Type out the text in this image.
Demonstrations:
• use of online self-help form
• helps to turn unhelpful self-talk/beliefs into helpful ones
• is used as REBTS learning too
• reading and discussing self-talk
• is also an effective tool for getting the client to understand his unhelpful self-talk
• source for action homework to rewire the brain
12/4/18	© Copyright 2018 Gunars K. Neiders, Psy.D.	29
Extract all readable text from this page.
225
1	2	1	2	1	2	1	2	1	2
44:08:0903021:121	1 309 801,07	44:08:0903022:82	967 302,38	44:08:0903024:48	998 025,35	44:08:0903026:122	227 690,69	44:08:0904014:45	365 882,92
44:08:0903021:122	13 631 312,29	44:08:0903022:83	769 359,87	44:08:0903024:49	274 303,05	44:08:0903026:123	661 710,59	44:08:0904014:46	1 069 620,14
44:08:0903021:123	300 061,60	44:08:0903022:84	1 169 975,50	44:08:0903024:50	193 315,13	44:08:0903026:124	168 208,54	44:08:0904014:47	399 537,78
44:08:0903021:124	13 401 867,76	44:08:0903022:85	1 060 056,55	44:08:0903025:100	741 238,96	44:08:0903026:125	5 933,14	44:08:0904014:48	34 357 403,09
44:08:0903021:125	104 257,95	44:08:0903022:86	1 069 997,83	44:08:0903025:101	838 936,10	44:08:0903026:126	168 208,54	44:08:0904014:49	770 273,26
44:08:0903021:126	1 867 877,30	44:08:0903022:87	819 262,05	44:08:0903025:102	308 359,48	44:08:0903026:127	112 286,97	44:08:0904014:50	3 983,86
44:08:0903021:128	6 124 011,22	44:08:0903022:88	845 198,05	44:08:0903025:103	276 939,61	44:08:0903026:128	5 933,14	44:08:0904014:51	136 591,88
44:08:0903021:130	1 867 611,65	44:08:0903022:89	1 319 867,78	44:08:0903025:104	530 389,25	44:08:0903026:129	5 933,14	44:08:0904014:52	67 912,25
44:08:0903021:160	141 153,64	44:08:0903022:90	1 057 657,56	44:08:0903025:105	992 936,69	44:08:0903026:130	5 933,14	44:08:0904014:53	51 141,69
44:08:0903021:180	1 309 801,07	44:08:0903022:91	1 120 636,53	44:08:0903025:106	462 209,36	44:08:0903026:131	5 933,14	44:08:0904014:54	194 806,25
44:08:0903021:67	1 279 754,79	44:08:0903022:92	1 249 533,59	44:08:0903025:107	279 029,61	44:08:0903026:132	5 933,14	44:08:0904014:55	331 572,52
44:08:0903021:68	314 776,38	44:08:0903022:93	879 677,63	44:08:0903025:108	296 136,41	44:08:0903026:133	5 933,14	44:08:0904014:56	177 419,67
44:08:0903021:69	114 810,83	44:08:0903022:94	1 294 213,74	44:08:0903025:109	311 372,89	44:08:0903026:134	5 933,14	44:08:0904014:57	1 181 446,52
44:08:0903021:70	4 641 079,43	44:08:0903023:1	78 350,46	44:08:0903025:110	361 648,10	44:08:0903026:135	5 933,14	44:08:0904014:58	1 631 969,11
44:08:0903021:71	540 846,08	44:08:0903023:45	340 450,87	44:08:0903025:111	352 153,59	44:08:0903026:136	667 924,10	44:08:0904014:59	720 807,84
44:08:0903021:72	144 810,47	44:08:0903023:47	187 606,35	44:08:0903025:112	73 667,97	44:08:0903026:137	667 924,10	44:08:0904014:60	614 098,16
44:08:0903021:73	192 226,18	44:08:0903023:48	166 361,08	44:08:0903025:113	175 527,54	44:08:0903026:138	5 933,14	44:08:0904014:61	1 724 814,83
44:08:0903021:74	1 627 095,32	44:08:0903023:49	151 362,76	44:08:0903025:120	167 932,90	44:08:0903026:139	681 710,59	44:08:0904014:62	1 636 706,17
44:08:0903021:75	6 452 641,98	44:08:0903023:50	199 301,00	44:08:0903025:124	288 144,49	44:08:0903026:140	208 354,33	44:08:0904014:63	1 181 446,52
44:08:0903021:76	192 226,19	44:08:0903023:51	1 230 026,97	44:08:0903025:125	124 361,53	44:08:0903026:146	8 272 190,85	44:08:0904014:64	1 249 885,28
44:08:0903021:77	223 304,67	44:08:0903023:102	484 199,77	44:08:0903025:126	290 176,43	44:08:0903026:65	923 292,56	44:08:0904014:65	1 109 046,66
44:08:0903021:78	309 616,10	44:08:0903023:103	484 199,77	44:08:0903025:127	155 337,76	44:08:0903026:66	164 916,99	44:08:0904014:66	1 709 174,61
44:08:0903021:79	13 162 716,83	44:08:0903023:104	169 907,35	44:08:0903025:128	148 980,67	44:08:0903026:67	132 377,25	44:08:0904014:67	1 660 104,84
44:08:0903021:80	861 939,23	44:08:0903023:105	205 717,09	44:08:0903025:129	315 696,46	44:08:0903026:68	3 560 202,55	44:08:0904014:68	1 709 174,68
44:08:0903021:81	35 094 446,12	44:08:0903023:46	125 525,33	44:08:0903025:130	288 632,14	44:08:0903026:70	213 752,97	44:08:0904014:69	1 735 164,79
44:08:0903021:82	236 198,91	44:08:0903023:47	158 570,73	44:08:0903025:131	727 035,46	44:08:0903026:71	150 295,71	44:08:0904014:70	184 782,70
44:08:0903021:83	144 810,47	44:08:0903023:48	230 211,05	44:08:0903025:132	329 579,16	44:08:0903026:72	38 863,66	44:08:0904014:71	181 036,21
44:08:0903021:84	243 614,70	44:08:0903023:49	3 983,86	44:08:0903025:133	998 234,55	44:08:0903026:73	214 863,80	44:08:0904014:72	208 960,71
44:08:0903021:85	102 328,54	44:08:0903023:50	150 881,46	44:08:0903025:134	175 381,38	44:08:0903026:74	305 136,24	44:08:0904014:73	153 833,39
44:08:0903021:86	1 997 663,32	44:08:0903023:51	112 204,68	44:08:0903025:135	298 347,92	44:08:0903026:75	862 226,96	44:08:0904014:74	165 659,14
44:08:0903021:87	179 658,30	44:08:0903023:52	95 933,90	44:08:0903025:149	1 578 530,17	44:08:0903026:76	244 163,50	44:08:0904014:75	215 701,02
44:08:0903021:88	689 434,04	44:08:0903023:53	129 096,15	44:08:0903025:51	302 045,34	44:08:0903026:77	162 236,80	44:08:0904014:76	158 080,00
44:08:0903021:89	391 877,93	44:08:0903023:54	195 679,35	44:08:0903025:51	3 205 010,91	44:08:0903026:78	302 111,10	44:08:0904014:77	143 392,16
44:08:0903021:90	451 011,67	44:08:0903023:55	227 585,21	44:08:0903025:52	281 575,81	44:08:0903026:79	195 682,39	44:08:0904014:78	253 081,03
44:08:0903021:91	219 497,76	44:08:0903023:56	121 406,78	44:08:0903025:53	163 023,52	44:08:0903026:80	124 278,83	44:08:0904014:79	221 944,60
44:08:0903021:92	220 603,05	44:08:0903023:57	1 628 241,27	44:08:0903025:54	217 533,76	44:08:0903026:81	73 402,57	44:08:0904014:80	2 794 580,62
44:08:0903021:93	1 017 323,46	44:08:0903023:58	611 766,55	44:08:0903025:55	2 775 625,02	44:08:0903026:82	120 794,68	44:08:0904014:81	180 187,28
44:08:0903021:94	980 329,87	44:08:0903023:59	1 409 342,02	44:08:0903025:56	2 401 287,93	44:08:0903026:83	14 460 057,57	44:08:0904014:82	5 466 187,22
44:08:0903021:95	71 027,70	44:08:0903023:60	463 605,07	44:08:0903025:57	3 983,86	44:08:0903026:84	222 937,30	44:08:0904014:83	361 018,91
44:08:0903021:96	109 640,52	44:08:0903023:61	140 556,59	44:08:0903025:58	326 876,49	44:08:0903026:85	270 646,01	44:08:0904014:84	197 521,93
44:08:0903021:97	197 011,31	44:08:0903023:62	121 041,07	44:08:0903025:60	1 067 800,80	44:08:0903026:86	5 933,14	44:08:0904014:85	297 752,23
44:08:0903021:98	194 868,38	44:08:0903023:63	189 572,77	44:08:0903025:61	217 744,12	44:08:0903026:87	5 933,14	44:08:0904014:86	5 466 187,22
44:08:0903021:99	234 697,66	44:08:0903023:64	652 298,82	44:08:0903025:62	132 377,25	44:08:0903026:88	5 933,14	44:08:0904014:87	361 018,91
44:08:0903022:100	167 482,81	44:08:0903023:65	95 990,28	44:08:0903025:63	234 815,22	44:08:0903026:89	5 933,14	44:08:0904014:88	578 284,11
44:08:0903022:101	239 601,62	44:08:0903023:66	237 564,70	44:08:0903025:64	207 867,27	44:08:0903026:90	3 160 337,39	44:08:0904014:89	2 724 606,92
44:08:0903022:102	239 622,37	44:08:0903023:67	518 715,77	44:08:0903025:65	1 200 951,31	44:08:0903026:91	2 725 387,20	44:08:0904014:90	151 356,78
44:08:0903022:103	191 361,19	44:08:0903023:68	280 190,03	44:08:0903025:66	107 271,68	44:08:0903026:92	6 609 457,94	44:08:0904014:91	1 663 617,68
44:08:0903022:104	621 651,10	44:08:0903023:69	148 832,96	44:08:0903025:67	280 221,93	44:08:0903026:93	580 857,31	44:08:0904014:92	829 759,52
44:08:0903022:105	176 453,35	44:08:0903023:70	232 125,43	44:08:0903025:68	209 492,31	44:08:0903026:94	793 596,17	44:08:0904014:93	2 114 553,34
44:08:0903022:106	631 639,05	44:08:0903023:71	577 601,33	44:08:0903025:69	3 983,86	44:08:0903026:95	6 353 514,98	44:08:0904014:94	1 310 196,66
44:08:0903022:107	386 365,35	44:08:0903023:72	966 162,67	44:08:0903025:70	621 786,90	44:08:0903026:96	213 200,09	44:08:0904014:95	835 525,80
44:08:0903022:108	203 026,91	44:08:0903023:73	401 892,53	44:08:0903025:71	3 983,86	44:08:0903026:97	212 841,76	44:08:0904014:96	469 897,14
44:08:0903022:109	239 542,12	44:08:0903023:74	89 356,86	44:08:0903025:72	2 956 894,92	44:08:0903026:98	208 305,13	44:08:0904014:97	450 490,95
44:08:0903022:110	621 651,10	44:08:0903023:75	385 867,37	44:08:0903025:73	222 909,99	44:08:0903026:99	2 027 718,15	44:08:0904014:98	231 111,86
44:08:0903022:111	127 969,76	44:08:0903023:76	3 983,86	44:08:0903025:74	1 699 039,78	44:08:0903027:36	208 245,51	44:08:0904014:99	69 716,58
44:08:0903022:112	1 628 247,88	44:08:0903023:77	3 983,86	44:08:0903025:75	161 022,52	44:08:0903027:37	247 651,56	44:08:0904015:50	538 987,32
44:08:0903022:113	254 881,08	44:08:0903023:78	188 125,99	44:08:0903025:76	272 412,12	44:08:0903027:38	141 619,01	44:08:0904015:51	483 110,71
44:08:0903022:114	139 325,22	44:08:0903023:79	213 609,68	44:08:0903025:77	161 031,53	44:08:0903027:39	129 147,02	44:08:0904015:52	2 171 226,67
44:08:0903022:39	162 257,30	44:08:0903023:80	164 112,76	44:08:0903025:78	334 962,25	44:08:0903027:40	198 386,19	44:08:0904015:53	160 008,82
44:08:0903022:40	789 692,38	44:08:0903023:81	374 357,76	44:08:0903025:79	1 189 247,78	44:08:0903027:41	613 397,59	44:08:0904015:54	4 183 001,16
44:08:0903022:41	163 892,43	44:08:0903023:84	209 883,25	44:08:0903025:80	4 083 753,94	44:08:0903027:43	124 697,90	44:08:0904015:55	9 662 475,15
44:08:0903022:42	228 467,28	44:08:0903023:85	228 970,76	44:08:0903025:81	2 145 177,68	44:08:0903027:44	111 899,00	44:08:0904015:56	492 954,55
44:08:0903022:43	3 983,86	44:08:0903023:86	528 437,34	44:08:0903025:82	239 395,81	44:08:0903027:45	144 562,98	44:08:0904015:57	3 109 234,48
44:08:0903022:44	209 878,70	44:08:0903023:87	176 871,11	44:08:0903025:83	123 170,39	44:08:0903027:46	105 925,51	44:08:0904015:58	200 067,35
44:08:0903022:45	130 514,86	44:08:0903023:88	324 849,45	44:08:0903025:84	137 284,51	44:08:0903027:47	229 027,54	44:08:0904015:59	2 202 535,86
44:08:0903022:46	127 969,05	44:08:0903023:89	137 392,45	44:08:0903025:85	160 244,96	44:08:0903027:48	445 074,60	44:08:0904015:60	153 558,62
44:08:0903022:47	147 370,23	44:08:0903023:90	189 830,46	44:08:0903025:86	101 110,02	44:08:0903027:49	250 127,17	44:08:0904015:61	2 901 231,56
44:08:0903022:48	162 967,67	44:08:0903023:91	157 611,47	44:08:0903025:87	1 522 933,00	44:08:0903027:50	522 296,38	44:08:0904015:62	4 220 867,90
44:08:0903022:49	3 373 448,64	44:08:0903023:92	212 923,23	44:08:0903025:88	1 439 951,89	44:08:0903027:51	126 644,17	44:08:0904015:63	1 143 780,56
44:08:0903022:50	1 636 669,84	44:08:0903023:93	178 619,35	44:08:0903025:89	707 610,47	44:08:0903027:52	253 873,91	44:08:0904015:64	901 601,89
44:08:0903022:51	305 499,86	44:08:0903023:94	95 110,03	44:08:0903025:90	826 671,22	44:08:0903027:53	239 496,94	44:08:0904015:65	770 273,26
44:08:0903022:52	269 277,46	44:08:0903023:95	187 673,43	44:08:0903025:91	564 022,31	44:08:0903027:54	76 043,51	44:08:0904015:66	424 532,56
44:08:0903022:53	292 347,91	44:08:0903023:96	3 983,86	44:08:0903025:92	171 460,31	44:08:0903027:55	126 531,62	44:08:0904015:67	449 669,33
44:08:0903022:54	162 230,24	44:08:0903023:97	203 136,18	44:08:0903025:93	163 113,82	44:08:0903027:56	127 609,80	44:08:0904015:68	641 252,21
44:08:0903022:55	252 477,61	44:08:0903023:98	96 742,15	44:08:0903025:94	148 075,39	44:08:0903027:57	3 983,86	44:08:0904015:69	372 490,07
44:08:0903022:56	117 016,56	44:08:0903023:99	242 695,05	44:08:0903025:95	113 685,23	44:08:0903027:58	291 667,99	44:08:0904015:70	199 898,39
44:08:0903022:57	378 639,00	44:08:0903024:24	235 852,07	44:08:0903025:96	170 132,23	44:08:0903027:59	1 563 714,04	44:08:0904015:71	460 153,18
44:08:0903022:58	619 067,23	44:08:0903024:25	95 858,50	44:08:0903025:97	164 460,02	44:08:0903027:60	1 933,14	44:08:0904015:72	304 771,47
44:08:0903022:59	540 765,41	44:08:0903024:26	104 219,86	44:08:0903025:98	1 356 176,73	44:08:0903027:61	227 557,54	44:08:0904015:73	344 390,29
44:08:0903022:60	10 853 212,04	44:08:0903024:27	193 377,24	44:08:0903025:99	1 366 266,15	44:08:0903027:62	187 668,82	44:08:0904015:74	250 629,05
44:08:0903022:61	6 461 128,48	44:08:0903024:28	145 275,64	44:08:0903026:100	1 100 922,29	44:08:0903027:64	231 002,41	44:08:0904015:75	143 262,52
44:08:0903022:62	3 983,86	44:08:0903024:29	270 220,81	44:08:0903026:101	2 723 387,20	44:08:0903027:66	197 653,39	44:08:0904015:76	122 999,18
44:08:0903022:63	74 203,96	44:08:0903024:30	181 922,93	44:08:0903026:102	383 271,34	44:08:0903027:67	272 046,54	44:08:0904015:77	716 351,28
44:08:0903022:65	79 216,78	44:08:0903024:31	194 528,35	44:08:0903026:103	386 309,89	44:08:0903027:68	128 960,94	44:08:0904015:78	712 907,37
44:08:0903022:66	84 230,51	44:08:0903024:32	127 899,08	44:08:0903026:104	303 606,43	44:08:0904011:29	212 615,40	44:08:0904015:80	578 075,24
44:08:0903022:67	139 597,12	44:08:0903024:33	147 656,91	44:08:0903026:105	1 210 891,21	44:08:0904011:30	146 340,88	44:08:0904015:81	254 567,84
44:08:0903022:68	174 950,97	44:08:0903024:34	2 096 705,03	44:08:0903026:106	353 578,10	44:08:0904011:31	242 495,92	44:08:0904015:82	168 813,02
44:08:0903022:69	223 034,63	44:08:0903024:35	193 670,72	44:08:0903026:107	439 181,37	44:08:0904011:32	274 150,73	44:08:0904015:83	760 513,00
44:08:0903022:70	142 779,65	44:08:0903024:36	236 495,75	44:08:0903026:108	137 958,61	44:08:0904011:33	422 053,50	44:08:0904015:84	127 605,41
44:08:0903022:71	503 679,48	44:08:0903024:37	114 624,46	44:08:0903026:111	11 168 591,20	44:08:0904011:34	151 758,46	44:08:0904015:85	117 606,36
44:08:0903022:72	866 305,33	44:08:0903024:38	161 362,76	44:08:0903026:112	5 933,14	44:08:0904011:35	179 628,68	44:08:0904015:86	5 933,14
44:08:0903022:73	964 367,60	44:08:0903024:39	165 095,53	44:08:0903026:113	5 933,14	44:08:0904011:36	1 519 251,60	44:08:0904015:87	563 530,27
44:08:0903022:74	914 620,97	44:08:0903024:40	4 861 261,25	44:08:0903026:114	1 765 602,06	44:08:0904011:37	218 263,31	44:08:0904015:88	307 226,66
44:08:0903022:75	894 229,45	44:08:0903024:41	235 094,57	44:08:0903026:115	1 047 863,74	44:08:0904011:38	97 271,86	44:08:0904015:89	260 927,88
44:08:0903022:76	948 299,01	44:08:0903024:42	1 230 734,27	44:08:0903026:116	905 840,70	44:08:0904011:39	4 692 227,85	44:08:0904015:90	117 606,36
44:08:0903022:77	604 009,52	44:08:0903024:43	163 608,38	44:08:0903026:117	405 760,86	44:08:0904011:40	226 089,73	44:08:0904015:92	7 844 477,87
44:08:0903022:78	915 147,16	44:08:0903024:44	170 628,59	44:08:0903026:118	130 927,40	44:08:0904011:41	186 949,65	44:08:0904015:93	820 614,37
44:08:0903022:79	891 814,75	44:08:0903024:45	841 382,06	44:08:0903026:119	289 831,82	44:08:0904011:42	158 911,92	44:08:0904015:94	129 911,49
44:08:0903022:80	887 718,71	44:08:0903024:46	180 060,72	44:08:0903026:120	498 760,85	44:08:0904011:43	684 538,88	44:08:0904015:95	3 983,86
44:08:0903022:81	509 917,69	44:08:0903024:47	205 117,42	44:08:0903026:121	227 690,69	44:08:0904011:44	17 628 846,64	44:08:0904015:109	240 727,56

****************

- What the task asks -
Show every line that contains the word "this".

- The answer -
Type out the text in this image.
Extract all readable text from this page.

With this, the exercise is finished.